[Requirements]
(a) From the passage on energy and exergy analysis, extract the part that opens with the words containing "A good measuring" and closes with "graphs and tables.".
(b) In the passage on energy and exergy analysis, which fruit is identified as an absorbent medium for DSSC fabrication?

A good measuring device or instrument is required to produce an energy and exergy analysis on PV for accurate and effective data. The first step for this analysis involves the initial measurement data and parameters. However, the standard and available commercial measuring instruments are expensive, promoting many studies to create cheap and affordable ones.

Several studies utilized the Arduino technology created in 2005 for measuring PV data [31-33], but failed to explain the amount of energy and exergy produced. Therefore, this study analyzed the exergy and energy performance of the DSSC module. This used real time parameters measurements such as intensity, temperature, current, and voltage using Arduino and sensors. This was followed by calculating the amount of power, exergy rate, energy, and efficiency, presenting the results through graphs and tables.

This also contributed to science by explaining the potential of red fruit (Pandanus coneideus) as an absorbent medium for DSSC fabrication. The results will impact the people in Merauke Regency to take advantage of the red fruit as a new renewable energy source.

[Element box records]
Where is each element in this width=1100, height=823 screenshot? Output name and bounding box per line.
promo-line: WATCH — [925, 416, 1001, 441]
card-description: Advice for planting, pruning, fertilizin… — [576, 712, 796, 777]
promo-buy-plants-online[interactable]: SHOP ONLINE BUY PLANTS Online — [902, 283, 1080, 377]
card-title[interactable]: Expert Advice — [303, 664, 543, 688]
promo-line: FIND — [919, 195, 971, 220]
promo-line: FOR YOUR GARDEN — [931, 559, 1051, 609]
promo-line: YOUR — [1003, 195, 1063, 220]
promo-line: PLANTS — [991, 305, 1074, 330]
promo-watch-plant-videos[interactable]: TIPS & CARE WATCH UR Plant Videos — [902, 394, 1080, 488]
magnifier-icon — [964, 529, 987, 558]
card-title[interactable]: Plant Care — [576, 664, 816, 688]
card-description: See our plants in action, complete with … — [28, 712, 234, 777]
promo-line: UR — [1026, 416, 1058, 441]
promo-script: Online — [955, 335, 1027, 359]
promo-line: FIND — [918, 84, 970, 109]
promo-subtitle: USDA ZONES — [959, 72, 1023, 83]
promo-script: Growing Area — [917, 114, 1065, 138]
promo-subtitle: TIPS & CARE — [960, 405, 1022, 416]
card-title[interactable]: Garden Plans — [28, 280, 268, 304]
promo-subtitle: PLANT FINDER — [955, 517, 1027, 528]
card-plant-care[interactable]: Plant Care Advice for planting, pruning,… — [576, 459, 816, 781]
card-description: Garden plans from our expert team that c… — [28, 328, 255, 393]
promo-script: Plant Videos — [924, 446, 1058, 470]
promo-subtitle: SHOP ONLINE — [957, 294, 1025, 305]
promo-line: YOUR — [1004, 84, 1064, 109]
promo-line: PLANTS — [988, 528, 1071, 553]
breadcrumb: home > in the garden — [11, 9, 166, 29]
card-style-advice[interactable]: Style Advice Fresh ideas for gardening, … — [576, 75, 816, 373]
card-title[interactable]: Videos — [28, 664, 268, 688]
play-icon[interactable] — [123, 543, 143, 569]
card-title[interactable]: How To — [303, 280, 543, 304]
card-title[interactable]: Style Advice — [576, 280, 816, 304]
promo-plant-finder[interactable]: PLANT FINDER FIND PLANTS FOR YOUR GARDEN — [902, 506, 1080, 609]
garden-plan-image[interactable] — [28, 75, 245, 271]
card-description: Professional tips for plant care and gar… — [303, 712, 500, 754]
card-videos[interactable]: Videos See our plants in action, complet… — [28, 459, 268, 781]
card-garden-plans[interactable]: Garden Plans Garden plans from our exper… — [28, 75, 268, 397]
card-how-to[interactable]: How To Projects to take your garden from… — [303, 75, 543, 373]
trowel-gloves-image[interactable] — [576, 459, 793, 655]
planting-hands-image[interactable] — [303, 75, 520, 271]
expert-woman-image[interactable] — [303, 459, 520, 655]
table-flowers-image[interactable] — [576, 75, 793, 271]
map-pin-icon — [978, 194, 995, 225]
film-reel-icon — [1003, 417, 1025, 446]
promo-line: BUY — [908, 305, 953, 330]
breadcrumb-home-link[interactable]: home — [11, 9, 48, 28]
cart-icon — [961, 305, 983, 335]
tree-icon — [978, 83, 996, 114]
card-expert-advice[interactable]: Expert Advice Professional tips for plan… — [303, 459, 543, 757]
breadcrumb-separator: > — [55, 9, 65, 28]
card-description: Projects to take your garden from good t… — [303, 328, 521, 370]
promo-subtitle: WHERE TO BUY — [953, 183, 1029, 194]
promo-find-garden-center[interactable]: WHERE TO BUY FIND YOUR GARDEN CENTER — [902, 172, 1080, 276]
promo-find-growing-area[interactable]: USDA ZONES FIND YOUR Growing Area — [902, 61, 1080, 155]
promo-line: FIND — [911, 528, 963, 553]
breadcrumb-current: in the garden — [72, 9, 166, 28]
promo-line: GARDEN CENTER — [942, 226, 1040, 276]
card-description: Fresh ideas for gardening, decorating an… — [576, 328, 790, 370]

[Set of answers]
(a)
A good measuring device or instrument is required to produce an energy and exergy analysis on PV for accurate and effective data. The first step for this analysis involves the initial measurement data and parameters. However, the standard and available commercial measuring instruments are expensive, promoting many studies to create cheap and affordable ones.

Several studies utilized the Arduino technology created in 2005 for measuring PV data [31-33], but failed to explain the amount of energy and exergy produced. Therefore, this study analyzed the exergy and energy performance of the DSSC module. This used real time parameters measurements such as intensity, temperature, current, and voltage using Arduino and sensors. This was followed by calculating the amount of power, exergy rate, energy, and efficiency, presenting the results through graphs and tables.

(b) Red fruit (Pandanus coneideus)